● **TASK OBJECTIVE**: Copy out every line exactly as given.

Extracts from a graphics dataset:
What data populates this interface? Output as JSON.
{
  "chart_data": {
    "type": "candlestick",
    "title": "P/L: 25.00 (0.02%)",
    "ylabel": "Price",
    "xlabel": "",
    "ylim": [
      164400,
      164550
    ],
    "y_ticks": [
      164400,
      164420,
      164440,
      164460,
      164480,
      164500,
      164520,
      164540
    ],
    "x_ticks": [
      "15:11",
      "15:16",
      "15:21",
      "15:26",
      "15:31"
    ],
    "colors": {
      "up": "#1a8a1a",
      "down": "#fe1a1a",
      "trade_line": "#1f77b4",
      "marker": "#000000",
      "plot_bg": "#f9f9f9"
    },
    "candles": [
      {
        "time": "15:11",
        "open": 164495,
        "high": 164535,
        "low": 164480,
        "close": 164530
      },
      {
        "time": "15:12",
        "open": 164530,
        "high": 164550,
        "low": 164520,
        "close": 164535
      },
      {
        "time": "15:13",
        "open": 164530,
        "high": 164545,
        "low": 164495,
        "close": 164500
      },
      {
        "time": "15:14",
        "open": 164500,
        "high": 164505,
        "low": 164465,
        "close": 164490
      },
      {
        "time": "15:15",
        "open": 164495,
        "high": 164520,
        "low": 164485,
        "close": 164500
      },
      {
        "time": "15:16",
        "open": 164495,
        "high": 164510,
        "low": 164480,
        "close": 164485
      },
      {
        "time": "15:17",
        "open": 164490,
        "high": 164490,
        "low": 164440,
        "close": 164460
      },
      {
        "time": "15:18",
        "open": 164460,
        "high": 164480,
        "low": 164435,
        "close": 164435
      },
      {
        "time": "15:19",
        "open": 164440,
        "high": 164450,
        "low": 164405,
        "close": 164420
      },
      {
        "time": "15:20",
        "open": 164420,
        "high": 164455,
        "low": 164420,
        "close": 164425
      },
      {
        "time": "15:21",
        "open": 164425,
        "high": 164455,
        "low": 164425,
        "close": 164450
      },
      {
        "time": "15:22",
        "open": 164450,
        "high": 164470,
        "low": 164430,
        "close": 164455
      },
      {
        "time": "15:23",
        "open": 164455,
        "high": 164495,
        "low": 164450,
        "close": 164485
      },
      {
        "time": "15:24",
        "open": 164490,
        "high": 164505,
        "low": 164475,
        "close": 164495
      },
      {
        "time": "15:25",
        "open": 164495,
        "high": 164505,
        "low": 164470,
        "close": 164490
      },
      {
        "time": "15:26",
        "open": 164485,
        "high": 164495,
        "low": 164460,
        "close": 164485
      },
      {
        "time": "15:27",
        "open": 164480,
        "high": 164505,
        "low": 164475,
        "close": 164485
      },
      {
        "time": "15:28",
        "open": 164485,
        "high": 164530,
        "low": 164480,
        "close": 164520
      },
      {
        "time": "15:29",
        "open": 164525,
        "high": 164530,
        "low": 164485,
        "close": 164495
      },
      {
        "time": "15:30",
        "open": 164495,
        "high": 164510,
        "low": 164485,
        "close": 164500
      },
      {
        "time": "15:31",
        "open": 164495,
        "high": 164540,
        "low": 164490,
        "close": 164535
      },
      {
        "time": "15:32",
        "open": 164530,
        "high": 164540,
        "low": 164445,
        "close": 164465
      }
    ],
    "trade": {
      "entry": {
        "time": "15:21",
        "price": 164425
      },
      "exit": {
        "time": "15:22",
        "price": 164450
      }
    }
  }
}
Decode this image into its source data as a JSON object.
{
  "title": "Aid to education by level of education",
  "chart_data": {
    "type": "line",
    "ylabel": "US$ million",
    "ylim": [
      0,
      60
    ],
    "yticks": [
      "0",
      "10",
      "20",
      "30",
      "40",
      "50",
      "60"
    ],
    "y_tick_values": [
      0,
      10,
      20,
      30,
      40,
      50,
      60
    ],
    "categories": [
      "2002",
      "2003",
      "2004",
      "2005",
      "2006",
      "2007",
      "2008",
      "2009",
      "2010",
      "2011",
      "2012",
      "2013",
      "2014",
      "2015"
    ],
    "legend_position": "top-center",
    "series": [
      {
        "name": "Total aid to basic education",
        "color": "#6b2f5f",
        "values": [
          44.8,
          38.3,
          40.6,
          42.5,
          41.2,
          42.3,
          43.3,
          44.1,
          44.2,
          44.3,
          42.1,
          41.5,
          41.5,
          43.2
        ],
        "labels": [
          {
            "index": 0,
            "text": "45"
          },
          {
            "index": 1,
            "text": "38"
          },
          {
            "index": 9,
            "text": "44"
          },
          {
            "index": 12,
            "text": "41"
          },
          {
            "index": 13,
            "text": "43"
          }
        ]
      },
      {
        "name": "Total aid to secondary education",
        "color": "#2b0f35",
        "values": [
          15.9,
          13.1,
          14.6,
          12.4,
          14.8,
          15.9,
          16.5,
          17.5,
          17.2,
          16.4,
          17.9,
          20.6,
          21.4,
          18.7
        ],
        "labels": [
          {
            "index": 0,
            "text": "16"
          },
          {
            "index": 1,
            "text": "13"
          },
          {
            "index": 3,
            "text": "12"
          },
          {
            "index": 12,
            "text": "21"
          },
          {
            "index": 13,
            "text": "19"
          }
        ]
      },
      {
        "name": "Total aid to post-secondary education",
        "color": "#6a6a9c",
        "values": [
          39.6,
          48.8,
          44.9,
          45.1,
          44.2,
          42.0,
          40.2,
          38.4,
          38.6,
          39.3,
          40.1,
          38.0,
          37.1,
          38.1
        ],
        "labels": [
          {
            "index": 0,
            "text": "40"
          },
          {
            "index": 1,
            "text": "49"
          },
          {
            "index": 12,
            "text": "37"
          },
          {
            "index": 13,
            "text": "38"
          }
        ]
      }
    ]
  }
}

● **TASK RESULT**:
What data populates this interface? Output as JSON.
{
  "chart_data": {
    "type": "candlestick",
    "title": "P/L: 25.00 (0.02%)",
    "ylabel": "Price",
    "xlabel": "",
    "ylim": [
      164400,
      164550
    ],
    "y_ticks": [
      164400,
      164420,
      164440,
      164460,
      164480,
      164500,
      164520,
      164540
    ],
    "x_ticks": [
      "15:11",
      "15:16",
      "15:21",
      "15:26",
      "15:31"
    ],
    "colors": {
      "up": "#1a8a1a",
      "down": "#fe1a1a",
      "trade_line": "#1f77b4",
      "marker": "#000000",
      "plot_bg": "#f9f9f9"
    },
    "candles": [
      {
        "time": "15:11",
        "open": 164495,
        "high": 164535,
        "low": 164480,
        "close": 164530
      },
      {
        "time": "15:12",
        "open": 164530,
        "high": 164550,
        "low": 164520,
        "close": 164535
      },
      {
        "time": "15:13",
        "open": 164530,
        "high": 164545,
        "low": 164495,
        "close": 164500
      },
      {
        "time": "15:14",
        "open": 164500,
        "high": 164505,
        "low": 164465,
        "close": 164490
      },
      {
        "time": "15:15",
        "open": 164495,
        "high": 164520,
        "low": 164485,
        "close": 164500
      },
      {
        "time": "15:16",
        "open": 164495,
        "high": 164510,
        "low": 164480,
        "close": 164485
      },
      {
        "time": "15:17",
        "open": 164490,
        "high": 164490,
        "low": 164440,
        "close": 164460
      },
      {
        "time": "15:18",
        "open": 164460,
        "high": 164480,
        "low": 164435,
        "close": 164435
      },
      {
        "time": "15:19",
        "open": 164440,
        "high": 164450,
        "low": 164405,
        "close": 164420
      },
      {
        "time": "15:20",
        "open": 164420,
        "high": 164455,
        "low": 164420,
        "close": 164425
      },
      {
        "time": "15:21",
        "open": 164425,
        "high": 164455,
        "low": 164425,
        "close": 164450
      },
      {
        "time": "15:22",
        "open": 164450,
        "high": 164470,
        "low": 164430,
        "close": 164455
      },
      {
        "time": "15:23",
        "open": 164455,
        "high": 164495,
        "low": 164450,
        "close": 164485
      },
      {
        "time": "15:24",
        "open": 164490,
        "high": 164505,
        "low": 164475,
        "close": 164495
      },
      {
        "time": "15:25",
        "open": 164495,
        "high": 164505,
        "low": 164470,
        "close": 164490
      },
      {
        "time": "15:26",
        "open": 164485,
        "high": 164495,
        "low": 164460,
        "close": 164485
      },
      {
        "time": "15:27",
        "open": 164480,
        "high": 164505,
        "low": 164475,
        "close": 164485
      },
      {
        "time": "15:28",
        "open": 164485,
        "high": 164530,
        "low": 164480,
        "close": 164520
      },
      {
        "time": "15:29",
        "open": 164525,
        "high": 164530,
        "low": 164485,
        "close": 164495
      },
      {
        "time": "15:30",
        "open": 164495,
        "high": 164510,
        "low": 164485,
        "close": 164500
      },
      {
        "time": "15:31",
        "open": 164495,
        "high": 164540,
        "low": 164490,
        "close": 164535
      },
      {
        "time": "15:32",
        "open": 164530,
        "high": 164540,
        "low": 164445,
        "close": 164465
      }
    ],
    "trade": {
      "entry": {
        "time": "15:21",
        "price": 164425
      },
      "exit": {
        "time": "15:22",
        "price": 164450
      }
    }
  }
}
Decode this image into its source data as a JSON object.
{
  "title": "Aid to education by level of education",
  "chart_data": {
    "type": "line",
    "ylabel": "US$ million",
    "ylim": [
      0,
      60
    ],
    "yticks": [
      "0",
      "10",
      "20",
      "30",
      "40",
      "50",
      "60"
    ],
    "y_tick_values": [
      0,
      10,
      20,
      30,
      40,
      50,
      60
    ],
    "categories": [
      "2002",
      "2003",
      "2004",
      "2005",
      "2006",
      "2007",
      "2008",
      "2009",
      "2010",
      "2011",
      "2012",
      "2013",
      "2014",
      "2015"
    ],
    "legend_position": "top-center",
    "series": [
      {
        "name": "Total aid to basic education",
        "color": "#6b2f5f",
        "values": [
          44.8,
          38.3,
          40.6,
          42.5,
          41.2,
          42.3,
          43.3,
          44.1,
          44.2,
          44.3,
          42.1,
          41.5,
          41.5,
          43.2
        ],
        "labels": [
          {
            "index": 0,
            "text": "45"
          },
          {
            "index": 1,
            "text": "38"
          },
          {
            "index": 9,
            "text": "44"
          },
          {
            "index": 12,
            "text": "41"
          },
          {
            "index": 13,
            "text": "43"
          }
        ]
      },
      {
        "name": "Total aid to secondary education",
        "color": "#2b0f35",
        "values": [
          15.9,
          13.1,
          14.6,
          12.4,
          14.8,
          15.9,
          16.5,
          17.5,
          17.2,
          16.4,
          17.9,
          20.6,
          21.4,
          18.7
        ],
        "labels": [
          {
            "index": 0,
            "text": "16"
          },
          {
            "index": 1,
            "text": "13"
          },
          {
            "index": 3,
            "text": "12"
          },
          {
            "index": 12,
            "text": "21"
          },
          {
            "index": 13,
            "text": "19"
          }
        ]
      },
      {
        "name": "Total aid to post-secondary education",
        "color": "#6a6a9c",
        "values": [
          39.6,
          48.8,
          44.9,
          45.1,
          44.2,
          42.0,
          40.2,
          38.4,
          38.6,
          39.3,
          40.1,
          38.0,
          37.1,
          38.1
        ],
        "labels": [
          {
            "index": 0,
            "text": "40"
          },
          {
            "index": 1,
            "text": "49"
          },
          {
            "index": 12,
            "text": "37"
          },
          {
            "index": 13,
            "text": "38"
          }
        ]
      }
    ]
  }
}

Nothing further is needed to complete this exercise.